### TASK BRIEF
Copy out every line of the listing below word for word, leaving out the pictures.

### DATASET EXCERPTS
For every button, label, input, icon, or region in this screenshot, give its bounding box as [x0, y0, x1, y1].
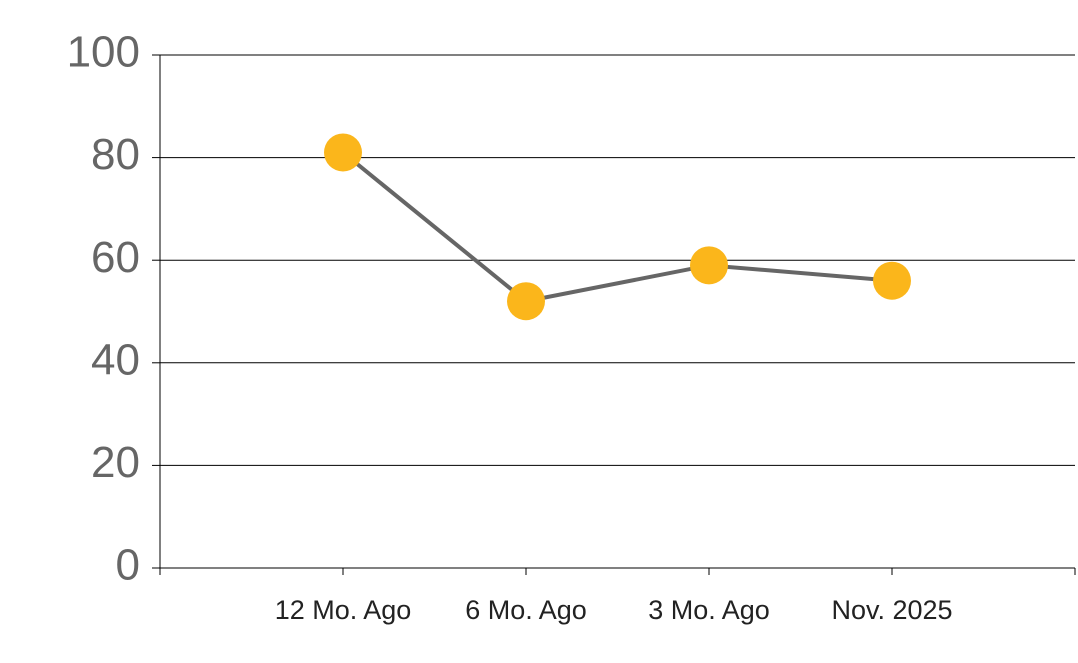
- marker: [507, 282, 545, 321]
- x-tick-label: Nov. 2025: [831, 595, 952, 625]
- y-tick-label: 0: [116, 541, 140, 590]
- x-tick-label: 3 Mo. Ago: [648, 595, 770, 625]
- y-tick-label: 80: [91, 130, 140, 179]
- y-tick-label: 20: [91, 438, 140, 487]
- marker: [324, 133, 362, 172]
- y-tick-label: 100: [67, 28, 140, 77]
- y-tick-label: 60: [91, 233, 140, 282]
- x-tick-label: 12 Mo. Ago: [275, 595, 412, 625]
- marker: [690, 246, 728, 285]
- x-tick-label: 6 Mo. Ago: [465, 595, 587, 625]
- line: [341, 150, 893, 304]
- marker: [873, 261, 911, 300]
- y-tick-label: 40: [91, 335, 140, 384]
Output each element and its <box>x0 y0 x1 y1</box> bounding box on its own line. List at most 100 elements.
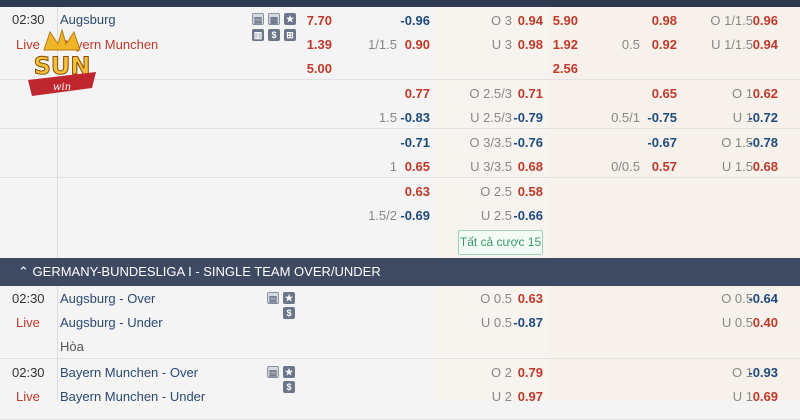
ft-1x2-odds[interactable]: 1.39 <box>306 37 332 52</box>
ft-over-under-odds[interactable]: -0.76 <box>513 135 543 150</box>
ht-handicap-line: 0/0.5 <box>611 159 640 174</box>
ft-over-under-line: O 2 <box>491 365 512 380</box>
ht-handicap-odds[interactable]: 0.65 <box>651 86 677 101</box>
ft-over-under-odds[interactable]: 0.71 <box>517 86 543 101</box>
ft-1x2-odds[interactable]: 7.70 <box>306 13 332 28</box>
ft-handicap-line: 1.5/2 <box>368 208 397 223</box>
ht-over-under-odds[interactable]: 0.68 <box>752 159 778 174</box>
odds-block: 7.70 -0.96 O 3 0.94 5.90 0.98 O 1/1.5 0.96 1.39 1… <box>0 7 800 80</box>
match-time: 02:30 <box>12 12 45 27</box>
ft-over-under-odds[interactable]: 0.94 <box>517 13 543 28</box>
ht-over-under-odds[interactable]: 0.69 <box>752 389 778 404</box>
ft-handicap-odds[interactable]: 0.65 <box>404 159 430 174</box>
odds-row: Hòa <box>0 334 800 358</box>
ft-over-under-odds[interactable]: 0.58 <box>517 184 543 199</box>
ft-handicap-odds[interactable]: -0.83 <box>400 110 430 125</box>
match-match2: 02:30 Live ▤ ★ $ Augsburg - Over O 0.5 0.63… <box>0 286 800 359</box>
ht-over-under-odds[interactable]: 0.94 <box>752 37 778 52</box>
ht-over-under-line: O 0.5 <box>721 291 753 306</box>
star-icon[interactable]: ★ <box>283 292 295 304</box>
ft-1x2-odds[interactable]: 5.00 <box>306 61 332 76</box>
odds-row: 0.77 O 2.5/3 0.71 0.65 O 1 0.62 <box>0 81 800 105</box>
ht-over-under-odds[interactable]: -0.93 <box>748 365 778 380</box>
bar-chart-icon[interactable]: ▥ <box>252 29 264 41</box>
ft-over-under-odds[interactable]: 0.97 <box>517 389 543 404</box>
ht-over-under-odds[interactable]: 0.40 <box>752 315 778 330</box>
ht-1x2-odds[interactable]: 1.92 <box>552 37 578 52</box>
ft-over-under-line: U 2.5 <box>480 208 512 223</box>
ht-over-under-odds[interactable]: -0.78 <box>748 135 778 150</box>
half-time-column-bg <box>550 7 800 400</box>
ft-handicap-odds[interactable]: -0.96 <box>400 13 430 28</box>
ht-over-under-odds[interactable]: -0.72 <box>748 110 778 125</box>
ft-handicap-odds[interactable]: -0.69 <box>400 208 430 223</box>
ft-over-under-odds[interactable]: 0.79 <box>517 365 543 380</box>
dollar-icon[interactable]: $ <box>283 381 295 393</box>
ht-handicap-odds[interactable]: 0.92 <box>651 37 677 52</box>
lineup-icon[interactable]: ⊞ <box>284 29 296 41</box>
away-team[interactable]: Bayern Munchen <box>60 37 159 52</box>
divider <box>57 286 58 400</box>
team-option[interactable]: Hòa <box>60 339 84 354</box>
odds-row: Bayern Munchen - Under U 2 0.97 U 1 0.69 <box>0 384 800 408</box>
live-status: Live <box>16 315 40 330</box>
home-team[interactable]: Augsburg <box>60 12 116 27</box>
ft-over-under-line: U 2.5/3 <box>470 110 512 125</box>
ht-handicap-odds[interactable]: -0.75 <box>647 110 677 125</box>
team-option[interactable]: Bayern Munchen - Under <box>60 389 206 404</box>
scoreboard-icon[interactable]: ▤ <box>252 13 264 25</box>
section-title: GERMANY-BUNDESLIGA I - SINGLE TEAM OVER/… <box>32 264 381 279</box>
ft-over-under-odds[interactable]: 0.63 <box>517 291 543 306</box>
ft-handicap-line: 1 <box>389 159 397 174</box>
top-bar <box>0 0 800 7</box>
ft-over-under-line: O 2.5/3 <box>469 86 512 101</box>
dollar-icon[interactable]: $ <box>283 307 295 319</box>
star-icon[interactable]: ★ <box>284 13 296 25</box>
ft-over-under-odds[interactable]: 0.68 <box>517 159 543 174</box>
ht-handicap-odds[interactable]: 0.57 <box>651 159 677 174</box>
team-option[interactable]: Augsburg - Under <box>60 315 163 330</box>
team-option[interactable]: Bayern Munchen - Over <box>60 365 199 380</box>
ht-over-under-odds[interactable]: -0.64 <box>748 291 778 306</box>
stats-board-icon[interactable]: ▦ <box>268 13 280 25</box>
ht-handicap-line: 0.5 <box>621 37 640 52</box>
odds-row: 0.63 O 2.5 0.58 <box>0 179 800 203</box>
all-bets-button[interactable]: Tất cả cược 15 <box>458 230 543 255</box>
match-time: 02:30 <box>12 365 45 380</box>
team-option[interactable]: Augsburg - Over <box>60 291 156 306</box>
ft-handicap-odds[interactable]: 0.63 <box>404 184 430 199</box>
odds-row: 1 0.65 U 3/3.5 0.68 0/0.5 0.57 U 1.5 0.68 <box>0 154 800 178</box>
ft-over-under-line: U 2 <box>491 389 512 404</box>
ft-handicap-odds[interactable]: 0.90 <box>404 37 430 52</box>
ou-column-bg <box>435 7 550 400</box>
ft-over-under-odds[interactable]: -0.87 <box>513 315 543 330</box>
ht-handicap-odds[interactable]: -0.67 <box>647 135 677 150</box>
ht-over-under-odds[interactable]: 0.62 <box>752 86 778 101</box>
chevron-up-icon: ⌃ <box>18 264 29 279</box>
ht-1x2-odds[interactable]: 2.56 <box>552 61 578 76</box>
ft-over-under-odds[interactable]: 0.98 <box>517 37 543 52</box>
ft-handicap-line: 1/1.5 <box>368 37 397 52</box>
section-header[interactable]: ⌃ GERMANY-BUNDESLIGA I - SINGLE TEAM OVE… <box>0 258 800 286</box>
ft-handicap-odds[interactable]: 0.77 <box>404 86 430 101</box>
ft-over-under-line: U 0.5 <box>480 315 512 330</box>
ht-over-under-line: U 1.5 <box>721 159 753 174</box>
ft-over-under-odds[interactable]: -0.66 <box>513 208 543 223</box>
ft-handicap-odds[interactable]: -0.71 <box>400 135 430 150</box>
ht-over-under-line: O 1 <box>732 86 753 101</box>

### ANSWER TO THIS TASK
For every button, label, input, icon, or region in this screenshot, give its bounding box as [x0, y0, x1, y1].
- marker: [507, 282, 545, 321]
- x-tick-label: Nov. 2025: [831, 595, 952, 625]
- y-tick-label: 0: [116, 541, 140, 590]
- x-tick-label: 3 Mo. Ago: [648, 595, 770, 625]
- y-tick-label: 80: [91, 130, 140, 179]
- y-tick-label: 20: [91, 438, 140, 487]
- marker: [324, 133, 362, 172]
- y-tick-label: 100: [67, 28, 140, 77]
- y-tick-label: 60: [91, 233, 140, 282]
- x-tick-label: 12 Mo. Ago: [275, 595, 412, 625]
- marker: [690, 246, 728, 285]
- x-tick-label: 6 Mo. Ago: [465, 595, 587, 625]
- line: [341, 150, 893, 304]
- marker: [873, 261, 911, 300]
- y-tick-label: 40: [91, 335, 140, 384]
Output each element and its <box>x0 y0 x1 y1</box> bounding box on its own line. List at most 100 elements.
ft-1x2-odds[interactable]: 1.39 <box>306 37 332 52</box>
ft-over-under-odds[interactable]: -0.76 <box>513 135 543 150</box>
ht-handicap-line: 0/0.5 <box>611 159 640 174</box>
ft-over-under-line: O 2 <box>491 365 512 380</box>
ht-handicap-odds[interactable]: 0.65 <box>651 86 677 101</box>
ft-over-under-odds[interactable]: 0.71 <box>517 86 543 101</box>
ft-1x2-odds[interactable]: 7.70 <box>306 13 332 28</box>
ft-handicap-line: 1.5/2 <box>368 208 397 223</box>
ht-over-under-odds[interactable]: 0.68 <box>752 159 778 174</box>
odds-block: 7.70 -0.96 O 3 0.94 5.90 0.98 O 1/1.5 0.96 1.39 1… <box>0 7 800 80</box>
match-time: 02:30 <box>12 12 45 27</box>
ft-over-under-odds[interactable]: 0.94 <box>517 13 543 28</box>
ht-over-under-odds[interactable]: 0.69 <box>752 389 778 404</box>
ft-handicap-odds[interactable]: 0.65 <box>404 159 430 174</box>
odds-row: Hòa <box>0 334 800 358</box>
ft-over-under-odds[interactable]: 0.58 <box>517 184 543 199</box>
ft-handicap-odds[interactable]: -0.83 <box>400 110 430 125</box>
match-match2: 02:30 Live ▤ ★ $ Augsburg - Over O 0.5 0.63… <box>0 286 800 359</box>
ht-over-under-odds[interactable]: 0.94 <box>752 37 778 52</box>
ht-over-under-line: O 0.5 <box>721 291 753 306</box>
star-icon[interactable]: ★ <box>283 292 295 304</box>
ft-1x2-odds[interactable]: 5.00 <box>306 61 332 76</box>
odds-row: 0.77 O 2.5/3 0.71 0.65 O 1 0.62 <box>0 81 800 105</box>
ht-over-under-odds[interactable]: -0.93 <box>748 365 778 380</box>
bar-chart-icon[interactable]: ▥ <box>252 29 264 41</box>
ft-over-under-odds[interactable]: 0.97 <box>517 389 543 404</box>
ht-over-under-odds[interactable]: 0.40 <box>752 315 778 330</box>
ht-1x2-odds[interactable]: 1.92 <box>552 37 578 52</box>
ft-over-under-line: U 2.5 <box>480 208 512 223</box>
ht-over-under-odds[interactable]: -0.78 <box>748 135 778 150</box>
half-time-column-bg <box>550 7 800 400</box>
ft-handicap-odds[interactable]: -0.96 <box>400 13 430 28</box>
ht-over-under-odds[interactable]: -0.72 <box>748 110 778 125</box>
ft-handicap-odds[interactable]: -0.69 <box>400 208 430 223</box>
ft-over-under-odds[interactable]: 0.79 <box>517 365 543 380</box>
dollar-icon[interactable]: $ <box>283 381 295 393</box>
ht-handicap-odds[interactable]: 0.92 <box>651 37 677 52</box>
lineup-icon[interactable]: ⊞ <box>284 29 296 41</box>
away-team[interactable]: Bayern Munchen <box>60 37 159 52</box>
divider <box>57 286 58 400</box>
team-option[interactable]: Hòa <box>60 339 84 354</box>
odds-row: Bayern Munchen - Under U 2 0.97 U 1 0.69 <box>0 384 800 408</box>
live-status: Live <box>16 315 40 330</box>
home-team[interactable]: Augsburg <box>60 12 116 27</box>
ft-over-under-line: U 2.5/3 <box>470 110 512 125</box>
ht-handicap-odds[interactable]: -0.75 <box>647 110 677 125</box>
team-option[interactable]: Bayern Munchen - Under <box>60 389 206 404</box>
scoreboard-icon[interactable]: ▤ <box>252 13 264 25</box>
section-title: GERMANY-BUNDESLIGA I - SINGLE TEAM OVER/… <box>32 264 381 279</box>
ft-over-under-odds[interactable]: 0.63 <box>517 291 543 306</box>
ft-handicap-line: 1 <box>389 159 397 174</box>
top-bar <box>0 0 800 7</box>
ft-over-under-line: O 2.5/3 <box>469 86 512 101</box>
dollar-icon[interactable]: $ <box>283 307 295 319</box>
star-icon[interactable]: ★ <box>284 13 296 25</box>
ft-over-under-odds[interactable]: 0.68 <box>517 159 543 174</box>
ht-handicap-odds[interactable]: 0.57 <box>651 159 677 174</box>
team-option[interactable]: Augsburg - Under <box>60 315 163 330</box>
team-option[interactable]: Bayern Munchen - Over <box>60 365 199 380</box>
ht-over-under-odds[interactable]: -0.64 <box>748 291 778 306</box>
stats-board-icon[interactable]: ▦ <box>268 13 280 25</box>
ht-handicap-line: 0.5 <box>621 37 640 52</box>
odds-row: 0.63 O 2.5 0.58 <box>0 179 800 203</box>
all-bets-button[interactable]: Tất cả cược 15 <box>458 230 543 255</box>
match-time: 02:30 <box>12 365 45 380</box>
team-option[interactable]: Augsburg - Over <box>60 291 156 306</box>
ft-handicap-odds[interactable]: 0.63 <box>404 184 430 199</box>
odds-row: 1 0.65 U 3/3.5 0.68 0/0.5 0.57 U 1.5 0.68 <box>0 154 800 178</box>
ft-over-under-line: U 2 <box>491 389 512 404</box>
ft-handicap-odds[interactable]: 0.90 <box>404 37 430 52</box>
ou-column-bg <box>435 7 550 400</box>
ft-over-under-odds[interactable]: -0.87 <box>513 315 543 330</box>
ht-handicap-odds[interactable]: -0.67 <box>647 135 677 150</box>
ht-over-under-odds[interactable]: 0.62 <box>752 86 778 101</box>
chevron-up-icon: ⌃ <box>18 264 29 279</box>
ht-1x2-odds[interactable]: 2.56 <box>552 61 578 76</box>
ft-over-under-odds[interactable]: 0.98 <box>517 37 543 52</box>
ft-handicap-line: 1/1.5 <box>368 37 397 52</box>
section-header[interactable]: ⌃ GERMANY-BUNDESLIGA I - SINGLE TEAM OVE… <box>0 258 800 286</box>
ft-handicap-odds[interactable]: 0.77 <box>404 86 430 101</box>
ft-over-under-line: U 0.5 <box>480 315 512 330</box>
ht-over-under-line: U 1.5 <box>721 159 753 174</box>
ft-over-under-odds[interactable]: -0.66 <box>513 208 543 223</box>
ft-handicap-odds[interactable]: -0.71 <box>400 135 430 150</box>
ht-over-under-line: O 1 <box>732 86 753 101</box>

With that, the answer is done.